* [Written request]:
Check each line for the string "просто" and give only the count of lines that have it.

* [Dataset items]:
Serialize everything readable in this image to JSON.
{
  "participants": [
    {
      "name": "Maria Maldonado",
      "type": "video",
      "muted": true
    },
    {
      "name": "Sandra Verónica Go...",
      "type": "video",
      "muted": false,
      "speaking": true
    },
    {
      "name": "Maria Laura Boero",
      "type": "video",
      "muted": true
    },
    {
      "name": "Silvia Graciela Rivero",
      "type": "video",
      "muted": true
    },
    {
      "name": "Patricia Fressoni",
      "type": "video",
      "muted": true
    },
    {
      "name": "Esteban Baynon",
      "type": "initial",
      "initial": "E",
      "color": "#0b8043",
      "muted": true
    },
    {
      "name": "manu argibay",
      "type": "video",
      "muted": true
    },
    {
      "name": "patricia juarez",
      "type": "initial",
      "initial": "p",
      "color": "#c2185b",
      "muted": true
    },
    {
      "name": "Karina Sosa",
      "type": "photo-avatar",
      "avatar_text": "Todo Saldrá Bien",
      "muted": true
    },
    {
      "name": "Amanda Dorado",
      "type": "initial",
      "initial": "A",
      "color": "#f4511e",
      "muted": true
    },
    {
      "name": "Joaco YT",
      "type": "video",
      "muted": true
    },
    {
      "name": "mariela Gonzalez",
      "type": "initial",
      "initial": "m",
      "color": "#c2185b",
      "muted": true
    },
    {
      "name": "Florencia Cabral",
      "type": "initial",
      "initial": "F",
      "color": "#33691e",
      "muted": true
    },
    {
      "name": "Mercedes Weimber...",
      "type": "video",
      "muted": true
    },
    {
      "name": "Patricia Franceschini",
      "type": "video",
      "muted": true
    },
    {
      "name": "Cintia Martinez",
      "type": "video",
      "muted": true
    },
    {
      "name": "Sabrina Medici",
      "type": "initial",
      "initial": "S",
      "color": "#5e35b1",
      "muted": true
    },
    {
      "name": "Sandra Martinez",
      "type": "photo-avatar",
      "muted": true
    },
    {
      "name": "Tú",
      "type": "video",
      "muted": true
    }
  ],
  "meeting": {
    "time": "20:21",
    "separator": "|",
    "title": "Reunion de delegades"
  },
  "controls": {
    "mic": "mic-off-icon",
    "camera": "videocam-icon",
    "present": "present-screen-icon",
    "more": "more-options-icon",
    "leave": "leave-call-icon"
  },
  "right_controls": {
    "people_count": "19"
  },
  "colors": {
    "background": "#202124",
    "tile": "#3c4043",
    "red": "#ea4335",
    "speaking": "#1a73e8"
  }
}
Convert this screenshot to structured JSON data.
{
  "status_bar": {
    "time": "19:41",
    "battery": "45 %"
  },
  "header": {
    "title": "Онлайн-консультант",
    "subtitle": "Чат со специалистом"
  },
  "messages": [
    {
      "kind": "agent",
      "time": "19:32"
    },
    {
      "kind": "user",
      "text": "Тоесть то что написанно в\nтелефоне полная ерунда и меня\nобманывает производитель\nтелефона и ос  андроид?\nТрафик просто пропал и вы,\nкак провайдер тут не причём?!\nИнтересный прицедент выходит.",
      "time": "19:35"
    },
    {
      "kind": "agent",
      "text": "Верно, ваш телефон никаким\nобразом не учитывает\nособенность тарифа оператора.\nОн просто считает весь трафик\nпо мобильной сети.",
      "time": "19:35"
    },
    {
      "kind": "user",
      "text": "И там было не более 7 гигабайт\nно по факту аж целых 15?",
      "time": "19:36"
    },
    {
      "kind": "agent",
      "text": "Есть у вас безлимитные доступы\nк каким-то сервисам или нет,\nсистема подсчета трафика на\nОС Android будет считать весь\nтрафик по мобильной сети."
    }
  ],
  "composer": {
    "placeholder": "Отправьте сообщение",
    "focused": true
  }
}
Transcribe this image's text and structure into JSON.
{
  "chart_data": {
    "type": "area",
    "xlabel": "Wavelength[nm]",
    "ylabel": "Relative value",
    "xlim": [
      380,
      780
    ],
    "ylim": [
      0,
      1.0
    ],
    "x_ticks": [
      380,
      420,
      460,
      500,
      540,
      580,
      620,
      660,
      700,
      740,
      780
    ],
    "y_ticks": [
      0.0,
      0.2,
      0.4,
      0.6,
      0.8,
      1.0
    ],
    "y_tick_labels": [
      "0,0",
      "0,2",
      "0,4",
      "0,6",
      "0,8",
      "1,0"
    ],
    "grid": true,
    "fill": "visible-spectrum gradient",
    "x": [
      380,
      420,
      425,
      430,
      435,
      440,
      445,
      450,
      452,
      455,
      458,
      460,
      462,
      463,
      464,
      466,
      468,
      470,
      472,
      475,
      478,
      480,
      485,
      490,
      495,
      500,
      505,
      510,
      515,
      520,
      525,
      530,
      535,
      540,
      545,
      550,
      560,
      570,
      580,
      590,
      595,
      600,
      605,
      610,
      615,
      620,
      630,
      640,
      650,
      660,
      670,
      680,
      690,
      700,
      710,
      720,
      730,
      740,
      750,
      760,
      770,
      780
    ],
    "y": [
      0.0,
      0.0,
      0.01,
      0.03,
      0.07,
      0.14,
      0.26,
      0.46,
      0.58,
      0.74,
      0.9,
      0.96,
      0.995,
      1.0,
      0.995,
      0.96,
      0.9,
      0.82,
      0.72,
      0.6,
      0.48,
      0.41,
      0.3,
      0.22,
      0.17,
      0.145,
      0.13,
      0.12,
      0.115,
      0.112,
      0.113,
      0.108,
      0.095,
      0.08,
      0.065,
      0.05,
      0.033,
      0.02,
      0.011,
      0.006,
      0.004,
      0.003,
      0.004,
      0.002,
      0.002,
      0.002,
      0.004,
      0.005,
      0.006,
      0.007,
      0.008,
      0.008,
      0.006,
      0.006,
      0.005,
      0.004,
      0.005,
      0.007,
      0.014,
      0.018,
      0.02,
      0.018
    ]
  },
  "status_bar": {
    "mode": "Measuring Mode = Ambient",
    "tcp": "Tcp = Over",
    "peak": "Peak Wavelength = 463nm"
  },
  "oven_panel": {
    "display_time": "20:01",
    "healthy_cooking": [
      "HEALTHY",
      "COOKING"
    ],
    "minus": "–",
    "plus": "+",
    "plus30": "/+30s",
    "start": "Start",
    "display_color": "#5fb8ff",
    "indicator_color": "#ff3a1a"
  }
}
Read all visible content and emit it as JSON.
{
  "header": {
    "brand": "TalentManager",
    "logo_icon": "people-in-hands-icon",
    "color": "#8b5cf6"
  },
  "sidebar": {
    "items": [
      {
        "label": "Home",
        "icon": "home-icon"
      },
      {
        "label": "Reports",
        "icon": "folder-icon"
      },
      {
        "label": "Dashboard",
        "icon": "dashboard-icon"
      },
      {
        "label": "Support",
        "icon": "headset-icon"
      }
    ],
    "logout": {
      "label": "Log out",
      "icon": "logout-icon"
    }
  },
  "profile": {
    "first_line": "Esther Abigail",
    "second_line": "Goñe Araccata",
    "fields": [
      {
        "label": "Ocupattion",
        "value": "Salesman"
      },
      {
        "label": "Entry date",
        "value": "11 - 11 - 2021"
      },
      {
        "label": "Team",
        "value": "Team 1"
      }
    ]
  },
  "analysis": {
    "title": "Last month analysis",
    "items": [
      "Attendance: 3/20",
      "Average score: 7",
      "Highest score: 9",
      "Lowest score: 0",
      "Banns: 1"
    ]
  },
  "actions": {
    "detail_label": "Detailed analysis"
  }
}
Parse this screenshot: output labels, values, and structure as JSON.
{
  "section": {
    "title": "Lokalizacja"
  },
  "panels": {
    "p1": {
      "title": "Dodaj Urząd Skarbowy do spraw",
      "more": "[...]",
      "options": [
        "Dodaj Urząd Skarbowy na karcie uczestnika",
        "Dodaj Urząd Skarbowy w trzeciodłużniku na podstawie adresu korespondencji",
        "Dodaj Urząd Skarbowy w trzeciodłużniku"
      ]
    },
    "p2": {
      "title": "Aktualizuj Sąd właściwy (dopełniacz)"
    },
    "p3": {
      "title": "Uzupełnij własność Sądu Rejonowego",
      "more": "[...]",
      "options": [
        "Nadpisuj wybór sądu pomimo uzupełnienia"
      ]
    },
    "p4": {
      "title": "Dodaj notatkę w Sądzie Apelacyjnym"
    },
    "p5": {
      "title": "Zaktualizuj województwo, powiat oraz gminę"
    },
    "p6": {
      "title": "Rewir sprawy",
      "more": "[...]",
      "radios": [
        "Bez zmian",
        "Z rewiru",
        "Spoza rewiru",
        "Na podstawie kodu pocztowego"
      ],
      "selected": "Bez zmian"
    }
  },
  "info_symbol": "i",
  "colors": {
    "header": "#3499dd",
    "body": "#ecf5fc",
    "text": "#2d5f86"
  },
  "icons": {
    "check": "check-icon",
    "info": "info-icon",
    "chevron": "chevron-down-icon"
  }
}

* [Answer to the task]:
2